===== EXERCISE MATERIAL =====
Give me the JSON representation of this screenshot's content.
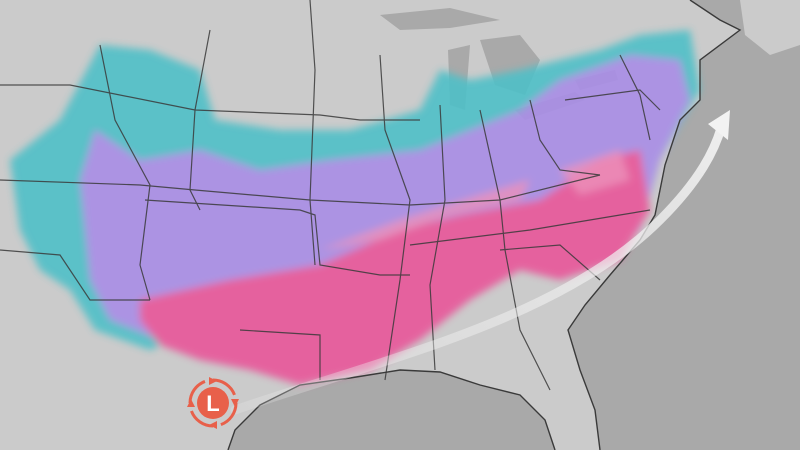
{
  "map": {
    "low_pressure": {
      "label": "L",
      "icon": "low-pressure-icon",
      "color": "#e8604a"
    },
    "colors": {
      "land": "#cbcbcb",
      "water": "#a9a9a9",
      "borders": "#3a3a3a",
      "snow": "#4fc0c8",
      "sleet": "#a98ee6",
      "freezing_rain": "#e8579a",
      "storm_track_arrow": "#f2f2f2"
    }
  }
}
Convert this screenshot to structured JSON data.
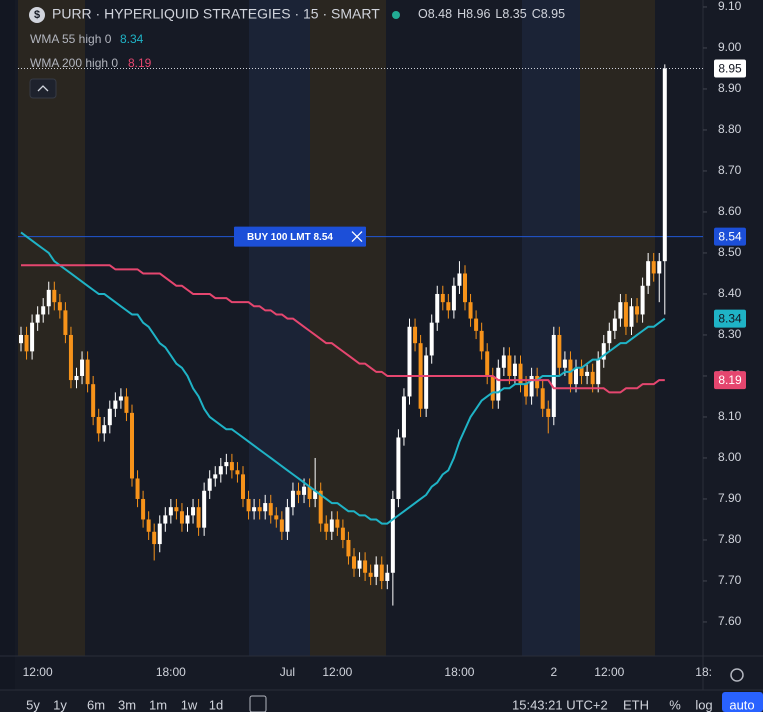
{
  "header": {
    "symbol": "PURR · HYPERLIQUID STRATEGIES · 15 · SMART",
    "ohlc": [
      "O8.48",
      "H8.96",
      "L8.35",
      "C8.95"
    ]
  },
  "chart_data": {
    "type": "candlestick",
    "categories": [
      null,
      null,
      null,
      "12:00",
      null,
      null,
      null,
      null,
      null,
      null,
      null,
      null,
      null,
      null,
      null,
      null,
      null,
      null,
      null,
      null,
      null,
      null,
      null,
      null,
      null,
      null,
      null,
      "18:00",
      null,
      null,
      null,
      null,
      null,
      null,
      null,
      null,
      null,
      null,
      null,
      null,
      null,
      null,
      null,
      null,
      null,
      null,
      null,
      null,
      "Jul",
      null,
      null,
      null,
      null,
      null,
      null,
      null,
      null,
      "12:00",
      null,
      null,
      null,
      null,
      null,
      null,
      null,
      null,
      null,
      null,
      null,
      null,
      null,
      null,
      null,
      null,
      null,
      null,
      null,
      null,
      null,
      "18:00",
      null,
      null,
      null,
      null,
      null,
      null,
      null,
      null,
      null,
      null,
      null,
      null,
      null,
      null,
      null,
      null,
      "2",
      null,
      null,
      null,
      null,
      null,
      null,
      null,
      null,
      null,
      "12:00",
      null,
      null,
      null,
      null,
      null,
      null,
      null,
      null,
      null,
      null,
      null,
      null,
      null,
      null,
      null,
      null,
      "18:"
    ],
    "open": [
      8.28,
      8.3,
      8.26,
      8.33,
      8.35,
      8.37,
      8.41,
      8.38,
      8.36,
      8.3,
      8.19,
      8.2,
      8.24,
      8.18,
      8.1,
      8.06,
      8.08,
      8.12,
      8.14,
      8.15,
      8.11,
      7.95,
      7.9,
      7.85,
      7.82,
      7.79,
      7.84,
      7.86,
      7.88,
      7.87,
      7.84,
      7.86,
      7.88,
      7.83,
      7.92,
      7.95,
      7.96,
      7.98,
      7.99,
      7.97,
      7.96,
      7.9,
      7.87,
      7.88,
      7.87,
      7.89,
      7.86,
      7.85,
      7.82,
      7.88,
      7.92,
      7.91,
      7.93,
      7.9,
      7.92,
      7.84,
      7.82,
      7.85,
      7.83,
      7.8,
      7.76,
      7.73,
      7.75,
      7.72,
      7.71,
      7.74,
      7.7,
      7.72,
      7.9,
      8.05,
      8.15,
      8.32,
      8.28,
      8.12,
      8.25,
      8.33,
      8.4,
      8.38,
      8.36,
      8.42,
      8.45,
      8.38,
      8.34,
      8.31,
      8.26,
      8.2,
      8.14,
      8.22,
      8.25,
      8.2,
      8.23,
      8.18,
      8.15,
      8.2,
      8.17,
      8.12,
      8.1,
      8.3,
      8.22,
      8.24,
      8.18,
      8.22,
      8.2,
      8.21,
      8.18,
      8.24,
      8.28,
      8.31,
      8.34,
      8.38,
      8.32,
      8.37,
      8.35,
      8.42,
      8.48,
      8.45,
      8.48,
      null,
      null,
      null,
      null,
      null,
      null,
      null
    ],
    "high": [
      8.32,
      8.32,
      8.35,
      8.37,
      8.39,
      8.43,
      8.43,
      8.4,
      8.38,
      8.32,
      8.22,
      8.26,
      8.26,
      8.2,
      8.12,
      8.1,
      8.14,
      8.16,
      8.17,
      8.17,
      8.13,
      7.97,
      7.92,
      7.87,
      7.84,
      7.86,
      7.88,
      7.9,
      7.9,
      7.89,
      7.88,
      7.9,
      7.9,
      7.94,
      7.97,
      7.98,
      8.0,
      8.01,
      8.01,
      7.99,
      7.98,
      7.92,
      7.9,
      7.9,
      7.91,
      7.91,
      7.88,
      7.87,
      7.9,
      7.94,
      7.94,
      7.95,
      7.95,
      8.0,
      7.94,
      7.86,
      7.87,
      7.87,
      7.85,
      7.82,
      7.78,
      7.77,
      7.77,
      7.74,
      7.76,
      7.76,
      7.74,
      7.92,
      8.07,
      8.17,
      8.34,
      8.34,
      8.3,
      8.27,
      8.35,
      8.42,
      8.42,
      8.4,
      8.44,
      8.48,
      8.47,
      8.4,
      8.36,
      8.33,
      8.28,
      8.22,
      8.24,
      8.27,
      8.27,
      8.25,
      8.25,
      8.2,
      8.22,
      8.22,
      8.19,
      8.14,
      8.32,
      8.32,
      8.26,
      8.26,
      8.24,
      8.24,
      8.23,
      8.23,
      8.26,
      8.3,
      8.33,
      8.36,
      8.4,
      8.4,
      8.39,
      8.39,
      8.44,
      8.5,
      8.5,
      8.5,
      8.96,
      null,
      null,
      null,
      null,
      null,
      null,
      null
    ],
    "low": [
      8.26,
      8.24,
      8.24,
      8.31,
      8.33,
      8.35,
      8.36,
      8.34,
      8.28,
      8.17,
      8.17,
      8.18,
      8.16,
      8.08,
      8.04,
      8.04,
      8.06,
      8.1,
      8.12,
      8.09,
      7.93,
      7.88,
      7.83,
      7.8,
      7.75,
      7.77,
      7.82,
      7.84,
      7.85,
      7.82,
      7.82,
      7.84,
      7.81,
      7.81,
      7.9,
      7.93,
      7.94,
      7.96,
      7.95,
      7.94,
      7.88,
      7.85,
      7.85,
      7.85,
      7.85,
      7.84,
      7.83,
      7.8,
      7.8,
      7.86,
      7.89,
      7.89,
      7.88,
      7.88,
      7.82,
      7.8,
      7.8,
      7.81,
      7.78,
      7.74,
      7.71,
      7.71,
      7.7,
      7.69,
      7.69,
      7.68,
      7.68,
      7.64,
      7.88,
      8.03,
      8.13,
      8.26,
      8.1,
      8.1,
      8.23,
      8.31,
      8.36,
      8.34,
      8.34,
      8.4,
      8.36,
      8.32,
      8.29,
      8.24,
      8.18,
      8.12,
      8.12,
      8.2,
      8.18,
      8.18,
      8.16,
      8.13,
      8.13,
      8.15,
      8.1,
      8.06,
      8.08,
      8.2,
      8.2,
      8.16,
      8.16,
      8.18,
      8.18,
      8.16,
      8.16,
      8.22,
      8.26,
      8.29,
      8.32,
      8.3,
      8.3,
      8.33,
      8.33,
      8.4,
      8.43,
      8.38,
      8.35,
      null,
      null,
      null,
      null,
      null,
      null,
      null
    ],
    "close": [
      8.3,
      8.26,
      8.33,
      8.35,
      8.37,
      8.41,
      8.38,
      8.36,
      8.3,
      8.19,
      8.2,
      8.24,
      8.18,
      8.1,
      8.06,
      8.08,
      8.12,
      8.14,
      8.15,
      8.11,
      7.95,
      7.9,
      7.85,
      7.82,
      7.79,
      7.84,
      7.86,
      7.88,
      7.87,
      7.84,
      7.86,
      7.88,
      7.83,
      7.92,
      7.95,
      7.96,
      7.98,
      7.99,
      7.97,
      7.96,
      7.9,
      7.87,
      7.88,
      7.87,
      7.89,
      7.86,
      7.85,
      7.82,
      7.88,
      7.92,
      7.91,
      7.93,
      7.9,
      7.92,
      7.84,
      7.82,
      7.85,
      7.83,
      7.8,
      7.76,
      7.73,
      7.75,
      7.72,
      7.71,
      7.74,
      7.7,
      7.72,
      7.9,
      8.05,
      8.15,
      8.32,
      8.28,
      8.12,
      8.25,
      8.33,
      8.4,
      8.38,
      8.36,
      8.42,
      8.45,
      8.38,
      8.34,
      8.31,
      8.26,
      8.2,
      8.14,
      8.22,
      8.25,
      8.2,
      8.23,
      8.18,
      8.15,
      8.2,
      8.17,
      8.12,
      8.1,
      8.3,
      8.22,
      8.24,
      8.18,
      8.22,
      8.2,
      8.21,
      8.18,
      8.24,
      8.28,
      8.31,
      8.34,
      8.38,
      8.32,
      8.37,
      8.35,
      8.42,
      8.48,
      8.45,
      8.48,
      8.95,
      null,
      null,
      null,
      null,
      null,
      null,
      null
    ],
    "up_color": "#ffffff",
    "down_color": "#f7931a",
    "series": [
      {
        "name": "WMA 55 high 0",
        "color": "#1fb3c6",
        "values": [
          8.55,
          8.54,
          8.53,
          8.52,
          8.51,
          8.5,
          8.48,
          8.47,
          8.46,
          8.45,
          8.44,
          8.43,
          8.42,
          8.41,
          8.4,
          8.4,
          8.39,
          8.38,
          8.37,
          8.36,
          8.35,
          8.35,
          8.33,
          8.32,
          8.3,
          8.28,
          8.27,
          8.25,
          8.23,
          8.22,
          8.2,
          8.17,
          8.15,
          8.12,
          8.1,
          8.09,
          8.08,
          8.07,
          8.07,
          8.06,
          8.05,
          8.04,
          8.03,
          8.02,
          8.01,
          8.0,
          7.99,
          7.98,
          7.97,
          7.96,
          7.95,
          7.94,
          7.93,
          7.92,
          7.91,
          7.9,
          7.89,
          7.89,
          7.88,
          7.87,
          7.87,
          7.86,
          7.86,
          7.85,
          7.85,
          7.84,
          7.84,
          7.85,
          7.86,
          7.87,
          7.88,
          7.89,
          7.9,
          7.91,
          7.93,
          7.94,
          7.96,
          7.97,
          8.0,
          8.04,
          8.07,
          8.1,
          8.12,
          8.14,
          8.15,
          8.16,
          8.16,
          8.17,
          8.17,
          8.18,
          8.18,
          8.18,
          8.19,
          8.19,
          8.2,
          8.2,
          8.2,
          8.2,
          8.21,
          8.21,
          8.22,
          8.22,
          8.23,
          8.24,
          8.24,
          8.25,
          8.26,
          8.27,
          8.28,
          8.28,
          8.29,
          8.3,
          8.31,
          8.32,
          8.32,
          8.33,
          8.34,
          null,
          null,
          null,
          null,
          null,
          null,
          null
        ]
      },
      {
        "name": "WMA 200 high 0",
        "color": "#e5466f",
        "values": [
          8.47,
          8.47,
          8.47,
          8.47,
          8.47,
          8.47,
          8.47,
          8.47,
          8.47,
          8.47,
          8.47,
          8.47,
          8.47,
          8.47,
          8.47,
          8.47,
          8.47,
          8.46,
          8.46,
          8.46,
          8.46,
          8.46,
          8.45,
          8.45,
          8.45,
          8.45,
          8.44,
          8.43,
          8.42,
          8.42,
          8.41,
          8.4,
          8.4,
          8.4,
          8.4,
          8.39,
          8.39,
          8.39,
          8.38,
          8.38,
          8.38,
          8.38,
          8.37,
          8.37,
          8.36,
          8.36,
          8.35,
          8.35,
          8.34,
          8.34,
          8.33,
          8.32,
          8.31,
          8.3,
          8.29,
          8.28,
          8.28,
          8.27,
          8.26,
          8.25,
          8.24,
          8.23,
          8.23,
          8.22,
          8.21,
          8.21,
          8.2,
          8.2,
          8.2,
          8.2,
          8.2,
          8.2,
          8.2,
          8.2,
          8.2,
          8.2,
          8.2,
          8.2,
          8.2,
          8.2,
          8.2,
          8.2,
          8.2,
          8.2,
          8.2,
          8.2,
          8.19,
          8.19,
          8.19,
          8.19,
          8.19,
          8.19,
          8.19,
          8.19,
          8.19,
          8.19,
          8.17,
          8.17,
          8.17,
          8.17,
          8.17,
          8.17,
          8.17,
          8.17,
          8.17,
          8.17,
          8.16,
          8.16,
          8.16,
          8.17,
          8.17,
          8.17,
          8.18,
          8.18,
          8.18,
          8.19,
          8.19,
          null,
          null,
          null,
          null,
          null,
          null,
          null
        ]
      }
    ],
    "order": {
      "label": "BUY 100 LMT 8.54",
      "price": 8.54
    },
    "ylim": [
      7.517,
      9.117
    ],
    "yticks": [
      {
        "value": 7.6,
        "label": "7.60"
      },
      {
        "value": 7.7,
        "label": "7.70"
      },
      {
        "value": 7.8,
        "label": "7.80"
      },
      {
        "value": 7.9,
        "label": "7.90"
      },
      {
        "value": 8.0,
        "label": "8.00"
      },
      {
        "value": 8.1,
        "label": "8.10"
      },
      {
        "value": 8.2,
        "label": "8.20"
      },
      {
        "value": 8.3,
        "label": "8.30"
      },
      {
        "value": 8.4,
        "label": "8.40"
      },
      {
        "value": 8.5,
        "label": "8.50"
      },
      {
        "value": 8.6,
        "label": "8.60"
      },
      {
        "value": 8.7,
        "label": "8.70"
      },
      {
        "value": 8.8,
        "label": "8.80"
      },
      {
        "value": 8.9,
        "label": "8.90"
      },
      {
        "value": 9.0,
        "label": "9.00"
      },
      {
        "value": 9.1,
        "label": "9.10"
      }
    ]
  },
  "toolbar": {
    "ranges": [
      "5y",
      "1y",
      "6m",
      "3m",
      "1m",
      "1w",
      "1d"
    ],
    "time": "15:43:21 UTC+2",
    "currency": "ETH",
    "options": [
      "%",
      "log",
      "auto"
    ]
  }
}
=====
DIRECTIONS: Scan the entries above for the word "this" and collect each line holding it.

CORRECT RESPONSE:
Give me the JSON representation of this screenshot's content.
Convert this screenshot to structured JSON data.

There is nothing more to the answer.